__Short exercise__: Transcribe the entries below exactly.

__Data extracted from a collection__:

====

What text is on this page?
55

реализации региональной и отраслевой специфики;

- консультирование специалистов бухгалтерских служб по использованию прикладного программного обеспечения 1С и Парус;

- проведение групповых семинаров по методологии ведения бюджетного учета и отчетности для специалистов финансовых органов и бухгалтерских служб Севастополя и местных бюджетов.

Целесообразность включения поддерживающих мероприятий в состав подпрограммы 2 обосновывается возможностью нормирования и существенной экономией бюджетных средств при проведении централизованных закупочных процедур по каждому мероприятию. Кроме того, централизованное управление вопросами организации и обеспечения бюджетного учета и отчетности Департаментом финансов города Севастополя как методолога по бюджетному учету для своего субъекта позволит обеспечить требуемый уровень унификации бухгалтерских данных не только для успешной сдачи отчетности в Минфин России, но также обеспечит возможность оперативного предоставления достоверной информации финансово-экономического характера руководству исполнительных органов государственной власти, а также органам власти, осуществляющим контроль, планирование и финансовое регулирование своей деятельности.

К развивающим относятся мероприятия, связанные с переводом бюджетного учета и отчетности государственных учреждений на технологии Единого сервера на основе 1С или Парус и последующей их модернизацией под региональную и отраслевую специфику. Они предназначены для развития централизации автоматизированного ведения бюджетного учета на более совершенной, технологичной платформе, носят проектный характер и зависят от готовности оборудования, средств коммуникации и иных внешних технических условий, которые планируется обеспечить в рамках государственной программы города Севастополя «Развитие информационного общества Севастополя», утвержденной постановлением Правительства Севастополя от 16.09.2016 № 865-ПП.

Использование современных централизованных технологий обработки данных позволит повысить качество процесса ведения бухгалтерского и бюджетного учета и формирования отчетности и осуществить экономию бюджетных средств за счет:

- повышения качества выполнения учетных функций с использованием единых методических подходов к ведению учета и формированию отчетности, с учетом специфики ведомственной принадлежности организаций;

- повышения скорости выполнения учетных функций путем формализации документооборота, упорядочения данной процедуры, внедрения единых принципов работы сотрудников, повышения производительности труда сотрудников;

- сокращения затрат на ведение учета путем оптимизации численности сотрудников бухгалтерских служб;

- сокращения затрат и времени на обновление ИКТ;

====

__Solution to this exercise__:
What text is on this page?
55

реализации региональной и отраслевой специфики;

- консультирование специалистов бухгалтерских служб по использованию прикладного программного обеспечения 1С и Парус;

- проведение групповых семинаров по методологии ведения бюджетного учета и отчетности для специалистов финансовых органов и бухгалтерских служб Севастополя и местных бюджетов.

Целесообразность включения поддерживающих мероприятий в состав подпрограммы 2 обосновывается возможностью нормирования и существенной экономией бюджетных средств при проведении централизованных закупочных процедур по каждому мероприятию. Кроме того, централизованное управление вопросами организации и обеспечения бюджетного учета и отчетности Департаментом финансов города Севастополя как методолога по бюджетному учету для своего субъекта позволит обеспечить требуемый уровень унификации бухгалтерских данных не только для успешной сдачи отчетности в Минфин России, но также обеспечит возможность оперативного предоставления достоверной информации финансово-экономического характера руководству исполнительных органов государственной власти, а также органам власти, осуществляющим контроль, планирование и финансовое регулирование своей деятельности.

К развивающим относятся мероприятия, связанные с переводом бюджетного учета и отчетности государственных учреждений на технологии Единого сервера на основе 1С или Парус и последующей их модернизацией под региональную и отраслевую специфику. Они предназначены для развития централизации автоматизированного ведения бюджетного учета на более совершенной, технологичной платформе, носят проектный характер и зависят от готовности оборудования, средств коммуникации и иных внешних технических условий, которые планируется обеспечить в рамках государственной программы города Севастополя «Развитие информационного общества Севастополя», утвержденной постановлением Правительства Севастополя от 16.09.2016 № 865-ПП.

Использование современных централизованных технологий обработки данных позволит повысить качество процесса ведения бухгалтерского и бюджетного учета и формирования отчетности и осуществить экономию бюджетных средств за счет:

- повышения качества выполнения учетных функций с использованием единых методических подходов к ведению учета и формированию отчетности, с учетом специфики ведомственной принадлежности организаций;

- повышения скорости выполнения учетных функций путем формализации документооборота, упорядочения данной процедуры, внедрения единых принципов работы сотрудников, повышения производительности труда сотрудников;

- сокращения затрат на ведение учета путем оптимизации численности сотрудников бухгалтерских служб;

- сокращения затрат и времени на обновление ИКТ;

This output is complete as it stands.